**AIM OF THE EXERCISE**
Check every line of the entries below for the word "Erdogan", and copy the ones that have it.

**MATERIAL SHOWN**

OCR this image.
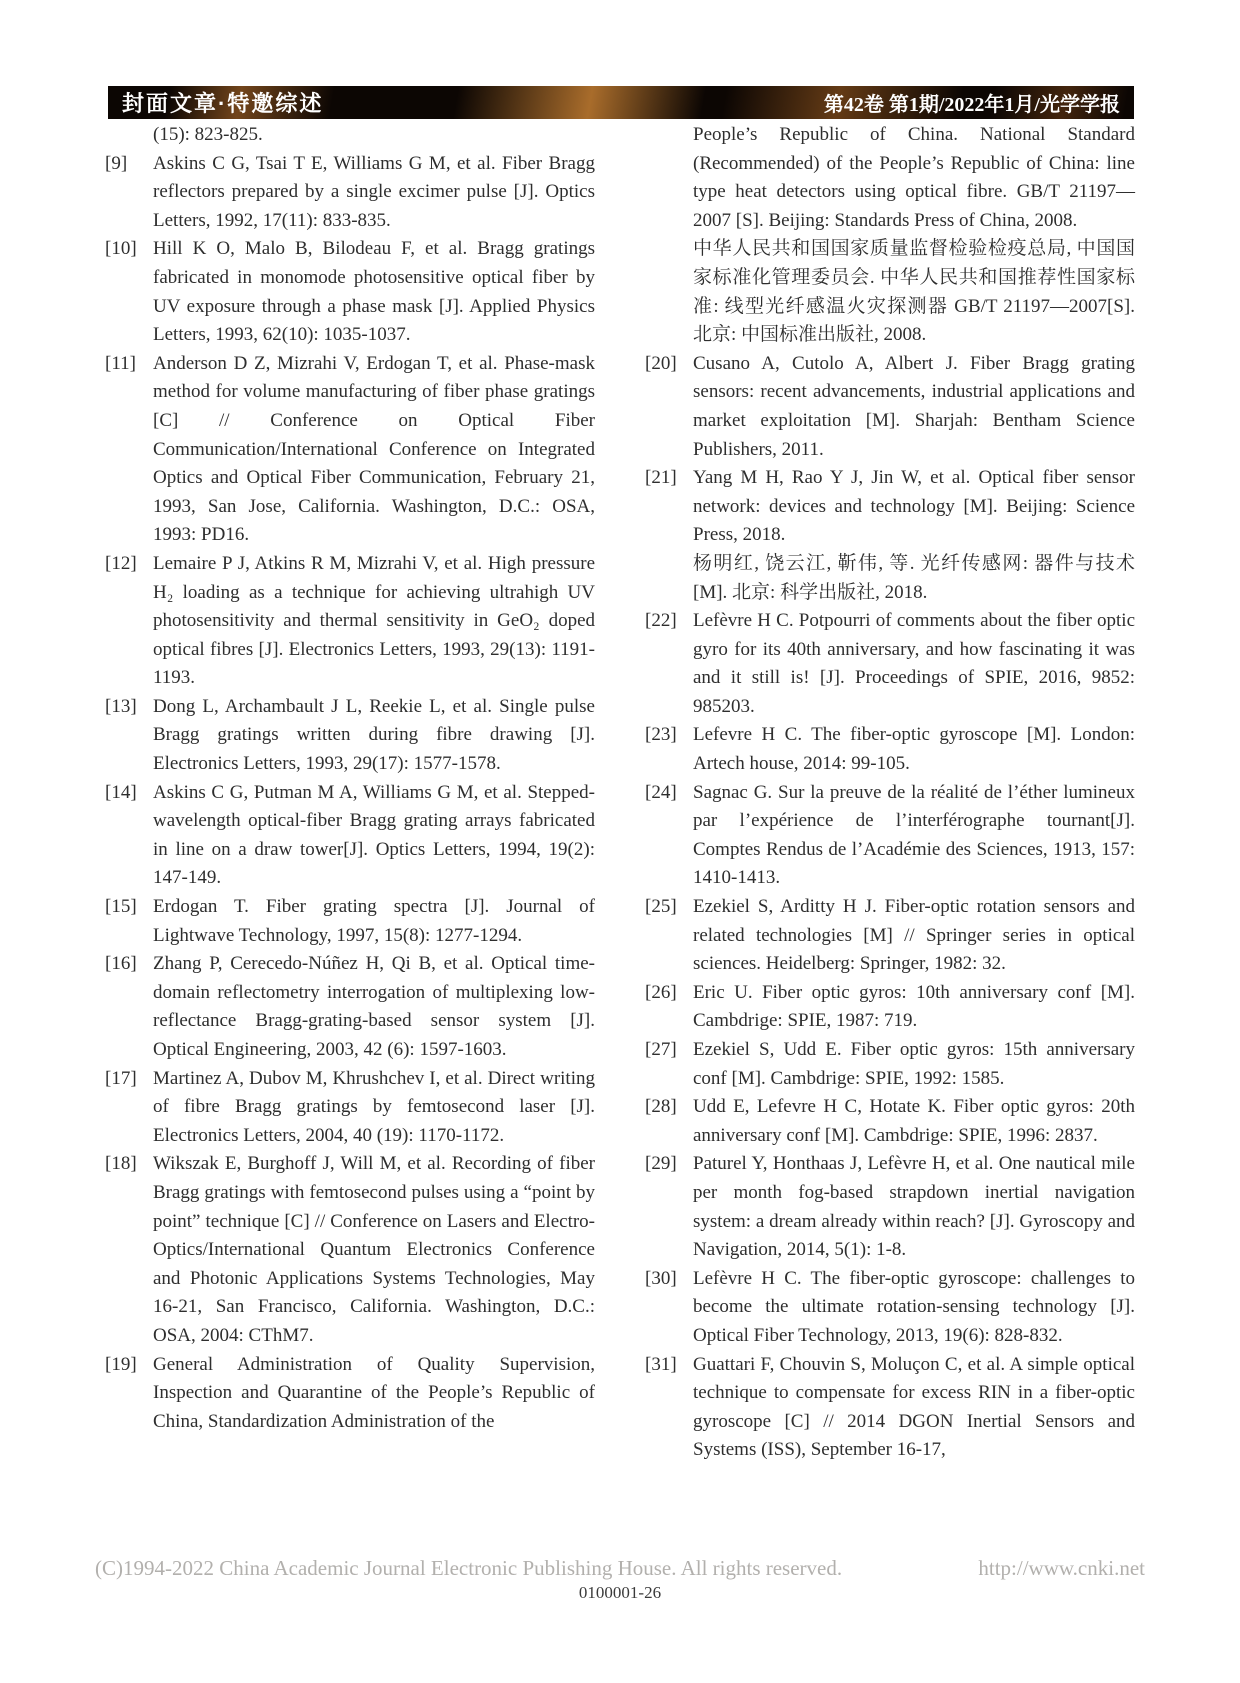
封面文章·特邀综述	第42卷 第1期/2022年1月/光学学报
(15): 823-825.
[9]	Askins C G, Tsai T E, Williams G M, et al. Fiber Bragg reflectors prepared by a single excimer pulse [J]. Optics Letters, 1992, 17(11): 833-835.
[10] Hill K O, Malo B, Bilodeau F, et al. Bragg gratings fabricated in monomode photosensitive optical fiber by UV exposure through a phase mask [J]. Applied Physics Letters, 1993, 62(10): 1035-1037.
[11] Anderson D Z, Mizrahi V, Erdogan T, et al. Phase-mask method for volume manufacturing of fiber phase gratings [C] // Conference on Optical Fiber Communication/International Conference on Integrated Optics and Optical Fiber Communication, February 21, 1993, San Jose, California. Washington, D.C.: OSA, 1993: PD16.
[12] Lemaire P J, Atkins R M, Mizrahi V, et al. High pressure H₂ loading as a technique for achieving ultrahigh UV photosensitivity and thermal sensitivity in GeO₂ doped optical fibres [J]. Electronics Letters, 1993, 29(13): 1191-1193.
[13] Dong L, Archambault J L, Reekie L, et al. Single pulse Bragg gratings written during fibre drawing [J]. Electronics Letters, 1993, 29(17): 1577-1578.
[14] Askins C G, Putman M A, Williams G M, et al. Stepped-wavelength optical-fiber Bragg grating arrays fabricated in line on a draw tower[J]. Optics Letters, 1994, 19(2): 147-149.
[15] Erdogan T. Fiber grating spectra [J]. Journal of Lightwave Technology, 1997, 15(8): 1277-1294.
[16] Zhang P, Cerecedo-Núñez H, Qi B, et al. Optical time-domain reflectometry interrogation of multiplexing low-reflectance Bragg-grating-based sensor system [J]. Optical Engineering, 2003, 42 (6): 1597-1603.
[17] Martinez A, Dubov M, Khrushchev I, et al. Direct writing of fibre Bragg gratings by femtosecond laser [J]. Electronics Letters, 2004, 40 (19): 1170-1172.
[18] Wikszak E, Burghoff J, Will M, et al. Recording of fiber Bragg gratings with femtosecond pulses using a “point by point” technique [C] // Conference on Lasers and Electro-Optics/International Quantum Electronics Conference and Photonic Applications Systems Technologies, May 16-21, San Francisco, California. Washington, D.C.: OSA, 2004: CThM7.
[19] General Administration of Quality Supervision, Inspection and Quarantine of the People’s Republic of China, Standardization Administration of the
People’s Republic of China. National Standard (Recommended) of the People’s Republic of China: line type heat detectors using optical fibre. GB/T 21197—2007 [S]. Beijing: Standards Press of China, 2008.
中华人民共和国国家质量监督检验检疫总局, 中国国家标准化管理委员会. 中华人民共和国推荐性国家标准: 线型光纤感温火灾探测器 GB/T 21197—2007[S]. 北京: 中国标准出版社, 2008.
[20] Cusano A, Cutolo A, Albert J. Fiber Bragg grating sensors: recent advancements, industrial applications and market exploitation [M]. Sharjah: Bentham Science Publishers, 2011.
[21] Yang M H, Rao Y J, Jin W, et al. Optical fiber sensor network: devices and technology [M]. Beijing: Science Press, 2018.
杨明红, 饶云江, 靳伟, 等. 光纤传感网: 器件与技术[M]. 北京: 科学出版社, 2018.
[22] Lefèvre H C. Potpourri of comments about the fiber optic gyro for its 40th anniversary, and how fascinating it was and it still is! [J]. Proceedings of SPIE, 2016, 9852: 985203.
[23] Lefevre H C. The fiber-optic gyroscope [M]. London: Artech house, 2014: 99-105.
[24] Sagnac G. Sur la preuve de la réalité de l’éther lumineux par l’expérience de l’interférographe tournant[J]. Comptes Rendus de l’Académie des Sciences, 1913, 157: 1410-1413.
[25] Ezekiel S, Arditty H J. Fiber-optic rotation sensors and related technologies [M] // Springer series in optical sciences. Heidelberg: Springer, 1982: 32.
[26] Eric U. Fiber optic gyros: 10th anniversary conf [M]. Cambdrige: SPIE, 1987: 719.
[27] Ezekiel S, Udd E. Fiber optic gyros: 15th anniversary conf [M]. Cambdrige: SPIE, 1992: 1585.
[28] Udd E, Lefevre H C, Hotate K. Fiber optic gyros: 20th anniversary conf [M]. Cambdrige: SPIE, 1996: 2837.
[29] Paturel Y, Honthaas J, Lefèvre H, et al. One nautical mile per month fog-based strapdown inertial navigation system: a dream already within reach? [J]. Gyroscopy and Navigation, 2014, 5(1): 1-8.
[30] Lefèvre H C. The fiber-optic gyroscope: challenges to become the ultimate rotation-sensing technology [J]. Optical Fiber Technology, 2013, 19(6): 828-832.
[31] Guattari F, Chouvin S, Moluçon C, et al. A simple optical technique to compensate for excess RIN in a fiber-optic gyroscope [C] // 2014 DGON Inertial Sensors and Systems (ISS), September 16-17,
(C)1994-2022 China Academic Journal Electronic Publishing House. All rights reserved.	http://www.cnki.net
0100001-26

...

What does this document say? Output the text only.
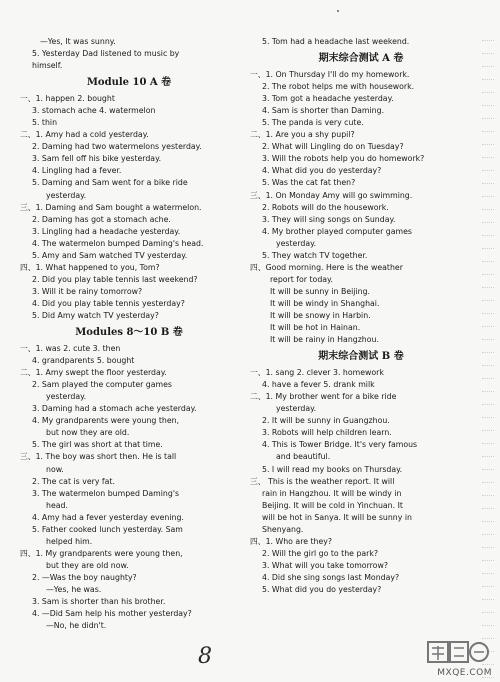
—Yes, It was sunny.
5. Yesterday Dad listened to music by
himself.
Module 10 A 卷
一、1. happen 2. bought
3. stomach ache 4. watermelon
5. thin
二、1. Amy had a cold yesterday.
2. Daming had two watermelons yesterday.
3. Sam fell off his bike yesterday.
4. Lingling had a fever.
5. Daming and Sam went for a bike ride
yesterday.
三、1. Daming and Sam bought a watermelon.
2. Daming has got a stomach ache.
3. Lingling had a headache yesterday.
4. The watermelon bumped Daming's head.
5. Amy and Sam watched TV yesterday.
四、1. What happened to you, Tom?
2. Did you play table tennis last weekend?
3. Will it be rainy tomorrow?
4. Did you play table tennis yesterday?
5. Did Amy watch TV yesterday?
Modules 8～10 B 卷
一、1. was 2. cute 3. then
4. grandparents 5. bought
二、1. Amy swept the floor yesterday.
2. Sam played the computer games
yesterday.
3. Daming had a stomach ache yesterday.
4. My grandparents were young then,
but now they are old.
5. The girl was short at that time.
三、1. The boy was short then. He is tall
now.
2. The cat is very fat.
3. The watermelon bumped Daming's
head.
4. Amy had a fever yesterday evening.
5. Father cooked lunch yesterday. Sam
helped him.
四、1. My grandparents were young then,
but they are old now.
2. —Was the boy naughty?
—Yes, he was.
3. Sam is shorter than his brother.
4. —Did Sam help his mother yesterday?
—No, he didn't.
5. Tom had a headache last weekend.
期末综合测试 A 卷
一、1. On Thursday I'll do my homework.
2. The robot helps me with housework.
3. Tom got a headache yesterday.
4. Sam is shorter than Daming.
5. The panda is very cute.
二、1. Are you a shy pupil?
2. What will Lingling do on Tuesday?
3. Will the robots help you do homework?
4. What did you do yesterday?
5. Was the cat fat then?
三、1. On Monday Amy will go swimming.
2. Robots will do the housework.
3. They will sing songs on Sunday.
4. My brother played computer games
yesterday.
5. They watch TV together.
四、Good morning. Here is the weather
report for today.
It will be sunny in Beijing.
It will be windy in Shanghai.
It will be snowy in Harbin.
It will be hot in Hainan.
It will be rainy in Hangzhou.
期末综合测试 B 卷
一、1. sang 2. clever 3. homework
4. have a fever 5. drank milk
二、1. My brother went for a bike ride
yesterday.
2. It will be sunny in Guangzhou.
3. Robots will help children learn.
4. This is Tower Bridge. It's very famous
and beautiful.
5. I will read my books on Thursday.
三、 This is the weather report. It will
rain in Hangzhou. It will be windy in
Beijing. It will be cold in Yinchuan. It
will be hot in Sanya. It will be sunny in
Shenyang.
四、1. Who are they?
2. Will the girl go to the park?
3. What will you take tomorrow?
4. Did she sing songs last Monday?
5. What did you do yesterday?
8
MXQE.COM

**RIGHT ANSWER**
[11] Anderson D Z, Mizrahi V, Erdogan T, et al. Phase-mask method for volume manufacturing of fiber phase gratings [C] // Conference on Optical Fiber Communication/International Conference on Integrated Optics and Optical Fiber Communication, February 21, 1993, San Jose, California. Washington, D.C.: OSA, 1993: PD16.
[15] Erdogan T. Fiber grating spectra [J]. Journal of Lightwave Technology, 1997, 15(8): 1277-1294.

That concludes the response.